▸ **Exercise aim**: Find the lines with the string "high" and return them.

________________________

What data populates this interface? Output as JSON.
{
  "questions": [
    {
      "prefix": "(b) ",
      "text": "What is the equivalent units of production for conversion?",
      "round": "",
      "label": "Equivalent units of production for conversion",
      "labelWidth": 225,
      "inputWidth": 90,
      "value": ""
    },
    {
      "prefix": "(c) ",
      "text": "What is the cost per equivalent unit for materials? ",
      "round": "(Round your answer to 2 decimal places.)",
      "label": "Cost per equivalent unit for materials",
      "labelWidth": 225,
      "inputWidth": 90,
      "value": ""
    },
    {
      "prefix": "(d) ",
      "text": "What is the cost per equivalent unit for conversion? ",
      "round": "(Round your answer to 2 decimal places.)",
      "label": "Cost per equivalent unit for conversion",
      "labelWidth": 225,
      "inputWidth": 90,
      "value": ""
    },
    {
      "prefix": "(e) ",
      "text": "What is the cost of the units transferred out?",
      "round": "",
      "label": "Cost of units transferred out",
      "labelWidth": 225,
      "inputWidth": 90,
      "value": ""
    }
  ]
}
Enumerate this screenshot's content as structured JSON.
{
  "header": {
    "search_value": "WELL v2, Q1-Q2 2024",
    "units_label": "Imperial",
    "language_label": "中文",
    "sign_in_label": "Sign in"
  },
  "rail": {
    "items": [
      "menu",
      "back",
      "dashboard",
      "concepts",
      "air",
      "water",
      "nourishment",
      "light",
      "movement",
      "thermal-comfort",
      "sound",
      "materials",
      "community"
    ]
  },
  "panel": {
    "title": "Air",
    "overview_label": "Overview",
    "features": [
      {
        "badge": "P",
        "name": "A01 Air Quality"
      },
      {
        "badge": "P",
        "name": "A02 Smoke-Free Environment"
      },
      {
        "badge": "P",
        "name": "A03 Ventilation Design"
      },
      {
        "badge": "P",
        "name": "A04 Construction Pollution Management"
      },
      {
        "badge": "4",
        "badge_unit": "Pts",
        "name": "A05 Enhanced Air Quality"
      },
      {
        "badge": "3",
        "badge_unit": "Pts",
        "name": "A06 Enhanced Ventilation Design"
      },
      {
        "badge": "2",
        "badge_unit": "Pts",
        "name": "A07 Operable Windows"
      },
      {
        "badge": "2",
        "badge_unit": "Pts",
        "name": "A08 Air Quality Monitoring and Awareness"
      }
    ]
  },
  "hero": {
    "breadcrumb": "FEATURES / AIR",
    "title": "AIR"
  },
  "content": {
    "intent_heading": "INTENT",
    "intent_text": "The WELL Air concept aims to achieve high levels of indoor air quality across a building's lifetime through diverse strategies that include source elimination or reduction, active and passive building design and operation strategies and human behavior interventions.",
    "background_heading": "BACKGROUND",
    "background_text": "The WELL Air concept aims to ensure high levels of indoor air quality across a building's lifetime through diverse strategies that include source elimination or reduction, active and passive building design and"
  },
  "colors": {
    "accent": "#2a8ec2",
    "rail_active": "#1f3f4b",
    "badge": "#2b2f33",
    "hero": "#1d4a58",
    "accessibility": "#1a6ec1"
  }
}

________________________

▸ **Task response**:
    "intent_text": "The WELL Air concept aims to achieve high levels of indoor air quality across a building's lifetime through diverse strategies that include source elimination or reduction, active and passive building design and operation strategies and human behavior interventions.",
    "background_text": "The WELL Air concept aims to ensure high levels of indoor air quality across a building's lifetime through diverse strategies that include source elimination or reduction, active and passive building design and"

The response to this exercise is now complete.